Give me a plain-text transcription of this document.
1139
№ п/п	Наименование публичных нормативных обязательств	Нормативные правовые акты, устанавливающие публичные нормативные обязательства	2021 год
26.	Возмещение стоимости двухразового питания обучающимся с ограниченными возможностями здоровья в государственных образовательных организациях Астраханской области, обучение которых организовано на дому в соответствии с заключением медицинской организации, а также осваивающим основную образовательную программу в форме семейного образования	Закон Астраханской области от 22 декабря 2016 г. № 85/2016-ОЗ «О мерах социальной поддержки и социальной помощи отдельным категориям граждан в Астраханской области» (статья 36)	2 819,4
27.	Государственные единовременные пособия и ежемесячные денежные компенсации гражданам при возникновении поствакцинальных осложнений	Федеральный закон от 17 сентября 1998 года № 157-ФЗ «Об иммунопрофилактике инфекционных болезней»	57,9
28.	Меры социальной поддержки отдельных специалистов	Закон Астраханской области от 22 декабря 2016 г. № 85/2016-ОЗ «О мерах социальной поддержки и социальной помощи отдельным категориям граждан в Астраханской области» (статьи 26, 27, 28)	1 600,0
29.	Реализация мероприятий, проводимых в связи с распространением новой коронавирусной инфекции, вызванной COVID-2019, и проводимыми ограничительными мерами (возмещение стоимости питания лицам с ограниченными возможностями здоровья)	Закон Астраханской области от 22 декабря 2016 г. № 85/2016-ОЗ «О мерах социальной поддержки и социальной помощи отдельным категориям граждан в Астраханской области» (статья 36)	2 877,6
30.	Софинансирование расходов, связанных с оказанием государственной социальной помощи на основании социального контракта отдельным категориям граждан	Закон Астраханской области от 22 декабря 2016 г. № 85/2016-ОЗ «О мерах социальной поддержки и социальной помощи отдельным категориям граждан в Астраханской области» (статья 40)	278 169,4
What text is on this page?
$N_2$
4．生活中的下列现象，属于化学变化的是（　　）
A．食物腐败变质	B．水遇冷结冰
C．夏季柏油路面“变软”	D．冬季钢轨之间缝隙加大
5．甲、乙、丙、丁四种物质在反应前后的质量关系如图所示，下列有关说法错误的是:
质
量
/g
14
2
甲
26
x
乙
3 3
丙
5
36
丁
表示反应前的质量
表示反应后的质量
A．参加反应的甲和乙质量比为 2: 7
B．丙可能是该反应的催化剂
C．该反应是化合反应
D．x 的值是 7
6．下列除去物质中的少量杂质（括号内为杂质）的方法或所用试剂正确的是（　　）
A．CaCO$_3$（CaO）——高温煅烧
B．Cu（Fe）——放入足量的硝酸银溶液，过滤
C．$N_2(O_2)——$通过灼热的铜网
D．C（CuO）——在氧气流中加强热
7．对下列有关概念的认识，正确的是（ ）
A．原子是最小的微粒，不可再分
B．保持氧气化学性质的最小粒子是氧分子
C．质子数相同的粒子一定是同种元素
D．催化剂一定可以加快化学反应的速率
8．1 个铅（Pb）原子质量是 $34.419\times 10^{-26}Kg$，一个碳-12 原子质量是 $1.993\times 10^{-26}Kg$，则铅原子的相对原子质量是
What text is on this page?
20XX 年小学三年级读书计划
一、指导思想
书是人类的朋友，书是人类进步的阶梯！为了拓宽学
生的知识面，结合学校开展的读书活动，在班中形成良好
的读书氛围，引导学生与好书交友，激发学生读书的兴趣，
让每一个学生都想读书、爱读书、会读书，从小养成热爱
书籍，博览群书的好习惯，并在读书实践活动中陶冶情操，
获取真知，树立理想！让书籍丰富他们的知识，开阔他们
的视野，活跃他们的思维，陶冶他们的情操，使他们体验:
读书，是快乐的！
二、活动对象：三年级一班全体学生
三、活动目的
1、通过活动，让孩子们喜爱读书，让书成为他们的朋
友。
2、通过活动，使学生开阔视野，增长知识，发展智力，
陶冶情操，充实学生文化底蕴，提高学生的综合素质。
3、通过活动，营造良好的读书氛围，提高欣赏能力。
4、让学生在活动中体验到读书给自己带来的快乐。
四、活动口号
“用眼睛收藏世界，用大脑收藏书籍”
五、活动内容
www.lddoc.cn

========================================================================

▶ [GIVEN EXERCISE]: Every entry needs to be retyped exactly.

▶ [ANSWER BELOW]:
Give me a plain-text transcription of this document.
1139
№ п/п	Наименование публичных нормативных обязательств	Нормативные правовые акты, устанавливающие публичные нормативные обязательства	2021 год
26.	Возмещение стоимости двухразового питания обучающимся с ограниченными возможностями здоровья в государственных образовательных организациях Астраханской области, обучение которых организовано на дому в соответствии с заключением медицинской организации, а также осваивающим основную образовательную программу в форме семейного образования	Закон Астраханской области от 22 декабря 2016 г. № 85/2016-ОЗ «О мерах социальной поддержки и социальной помощи отдельным категориям граждан в Астраханской области» (статья 36)	2 819,4
27.	Государственные единовременные пособия и ежемесячные денежные компенсации гражданам при возникновении поствакцинальных осложнений	Федеральный закон от 17 сентября 1998 года № 157-ФЗ «Об иммунопрофилактике инфекционных болезней»	57,9
28.	Меры социальной поддержки отдельных специалистов	Закон Астраханской области от 22 декабря 2016 г. № 85/2016-ОЗ «О мерах социальной поддержки и социальной помощи отдельным категориям граждан в Астраханской области» (статьи 26, 27, 28)	1 600,0
29.	Реализация мероприятий, проводимых в связи с распространением новой коронавирусной инфекции, вызванной COVID-2019, и проводимыми ограничительными мерами (возмещение стоимости питания лицам с ограниченными возможностями здоровья)	Закон Астраханской области от 22 декабря 2016 г. № 85/2016-ОЗ «О мерах социальной поддержки и социальной помощи отдельным категориям граждан в Астраханской области» (статья 36)	2 877,6
30.	Софинансирование расходов, связанных с оказанием государственной социальной помощи на основании социального контракта отдельным категориям граждан	Закон Астраханской области от 22 декабря 2016 г. № 85/2016-ОЗ «О мерах социальной поддержки и социальной помощи отдельным категориям граждан в Астраханской области» (статья 40)	278 169,4
What text is on this page?
$N_2$
4．生活中的下列现象，属于化学变化的是（　　）
A．食物腐败变质	B．水遇冷结冰
C．夏季柏油路面“变软”	D．冬季钢轨之间缝隙加大
5．甲、乙、丙、丁四种物质在反应前后的质量关系如图所示，下列有关说法错误的是:
质
量
/g
14
2
甲
26
x
乙
3 3
丙
5
36
丁
表示反应前的质量
表示反应后的质量
A．参加反应的甲和乙质量比为 2: 7
B．丙可能是该反应的催化剂
C．该反应是化合反应
D．x 的值是 7
6．下列除去物质中的少量杂质（括号内为杂质）的方法或所用试剂正确的是（　　）
A．CaCO$_3$（CaO）——高温煅烧
B．Cu（Fe）——放入足量的硝酸银溶液，过滤
C．$N_2(O_2)——$通过灼热的铜网
D．C（CuO）——在氧气流中加强热
7．对下列有关概念的认识，正确的是（ ）
A．原子是最小的微粒，不可再分
B．保持氧气化学性质的最小粒子是氧分子
C．质子数相同的粒子一定是同种元素
D．催化剂一定可以加快化学反应的速率
8．1 个铅（Pb）原子质量是 $34.419\times 10^{-26}Kg$，一个碳-12 原子质量是 $1.993\times 10^{-26}Kg$，则铅原子的相对原子质量是
What text is on this page?
20XX 年小学三年级读书计划
一、指导思想
书是人类的朋友，书是人类进步的阶梯！为了拓宽学
生的知识面，结合学校开展的读书活动，在班中形成良好
的读书氛围，引导学生与好书交友，激发学生读书的兴趣，
让每一个学生都想读书、爱读书、会读书，从小养成热爱
书籍，博览群书的好习惯，并在读书实践活动中陶冶情操，
获取真知，树立理想！让书籍丰富他们的知识，开阔他们
的视野，活跃他们的思维，陶冶他们的情操，使他们体验:
读书，是快乐的！
二、活动对象：三年级一班全体学生
三、活动目的
1、通过活动，让孩子们喜爱读书，让书成为他们的朋
友。
2、通过活动，使学生开阔视野，增长知识，发展智力，
陶冶情操，充实学生文化底蕴，提高学生的综合素质。
3、通过活动，营造良好的读书氛围，提高欣赏能力。
4、让学生在活动中体验到读书给自己带来的快乐。
四、活动口号
“用眼睛收藏世界，用大脑收藏书籍”
五、活动内容
www.lddoc.cn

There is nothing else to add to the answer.